◆ **Written instruction**:
From the passage on land registration, output the portion that begins at the words "I have thus" and stops after the words "the final conclusion.", copied without any change.

◆ **Passage**:
+ + + + + + +

That the Philippine Commission understood the phrase "original registration under this Act" meant only registration upon a decree of the Land Court, as distinguished from registration upon the issue of a patent, is also apparent from an examination of Act No. 926, the Public Land Act, enacted in pursuance of the provisions of the Act of Congress of July 1, 1902. The Public Land Act provides for the alienation of the public domain in six several ways: homesteads on the public domain; sales of portions of the public domain; leases of portions of the public domain; free patents to native settlers; town sites; and unperfected titles and Spanish grants and concessions. It provides that unperfected titles and Spanish grants shall be perfected by proceedings in the Court of Land Registration leading to a decree and the issue of a certificate thereon (sec. 63 of Act No. 926). All the other methods of alienation are administrative proceedings under the direction of the Bureau of Lands, and lead to the issue of patents which are to be converted into certificates of title in accordance with the provisions of section 122 of Act No. 496 (see sec. 73 of Act No. 926). There can be no reason why an insurance premium should be collected from native settlers entitled to free patents, and none from applicants for the perfection of incomplete Spanish grants; and yet we find that by the last sentence of section 57 of Act No. 926 the latter class are specifically exempted from the payment of this insurance premium. It must, therefore, have been the understanding of the Commission that specific exemption was unnecessary in the case of persons obtaining patents through the Bureau of Lands, for the reason that the issue of certificates upon such patents is not included in "original registration," as used in section 99 of Act No. 496, and that such exemption was necessary in cases where the certificates were issued upon a decree of the Court of Land Registration.

I have thus stated affirmatively the argument in a general way deducible in favor of plaintiff's case from the plain provisions of the laws invoked to sustain the majority opinion in this case. I now propose, in an amplification of those arguments, to examine the positions successively taken by the court in its opinion as it advanced the final conclusion.

It must be borne always in mind that the court in its opinion is continually comparing two proceedings, one a purely administrative proceeding for a patent to public lands, that is, a proceeding to obtain title, and the other a purely judicial proceeding to register a title already acquired; and by such comparison drawing the conclusions upon which its judgment is based. The court quotes as the basis of and reason for its decision no law but the Public Land Law (No. 926) and the Torrens Law (No. 496), the one providing for the administrative proceeding for a title and the other the judicial proceeding for a title and the other the judicial proceeding upon a title already acquired. The decision admits, in effect, that the provisions of the Public Land Law (No. 926), the law which provides how and under what conditions a patent to public lands may be obtained, do not expressly require an insurance premium to be paid as a part of such proceeding, in other words, that the payment of an insurance premium or assessment is not, under said law, a part of the proceeding, a condition precedent to obtain title. This admission is unquestionably in accordance with the fact. Nowhere in said law is there the slightest mention of the insurance premium or assurance fund. The opinion also admits, in the same way, that the provisions of the Torrens Law (Act No. 496), which require the payment of an insurance premium or assessment as a condition precedent to the registration of title, do not expressly require the payment of such premium or assessment in proceedings under the Public Land Law. This admission is also unquestionably in accordance with the fact; for nowhere expressly requiring the payment of an insurance assessment in proceedings to obtain a patent to public lands. This is necessarily so. If it were not, there would have been no cause of this character here and these opinions would not have been written. The provision requiring payment would have been expressed and no question concerning the necessity of its payment could have arisen.

+ + + + + + +

◆ **Dataset section**:
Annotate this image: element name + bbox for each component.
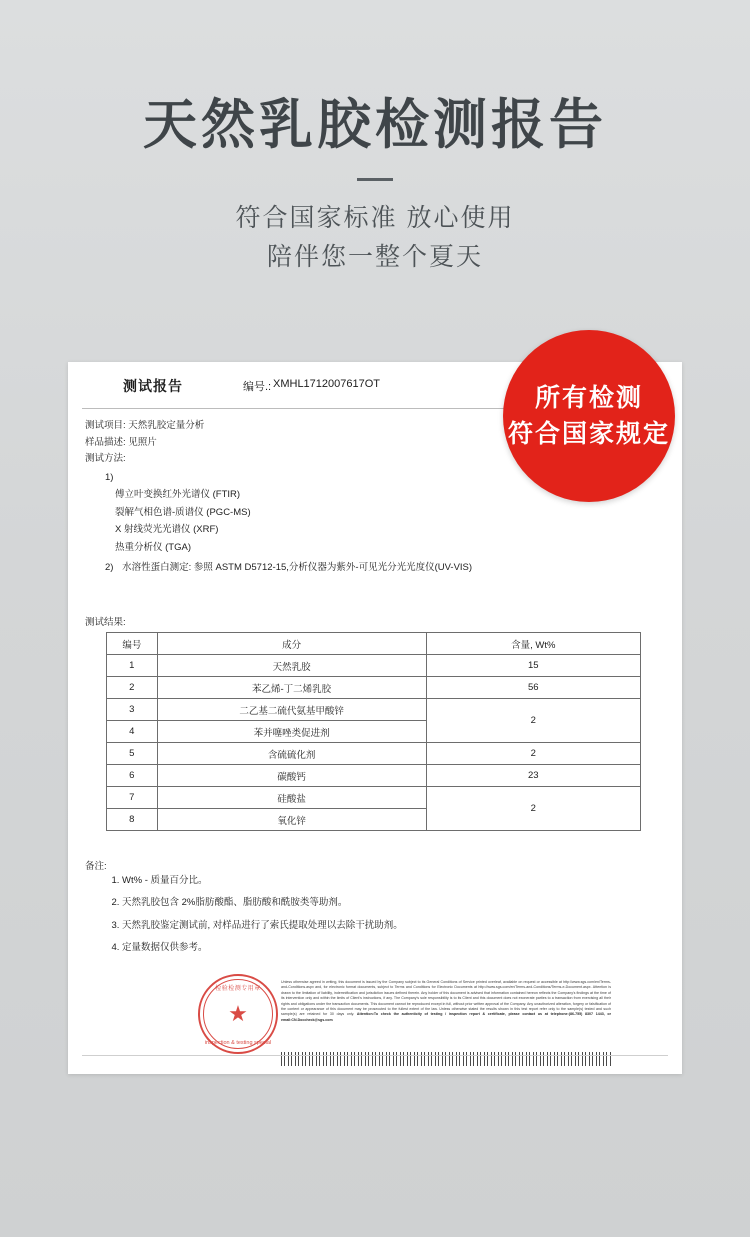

+ + + + + + +

◆ **The reply**:
I have thus stated affirmatively the argument in a general way deducible in favor of plaintiff's case from the plain provisions of the laws invoked to sustain the majority opinion in this case. I now propose, in an amplification of those arguments, to examine the positions successively taken by the court in its opinion as it advanced the final conclusion.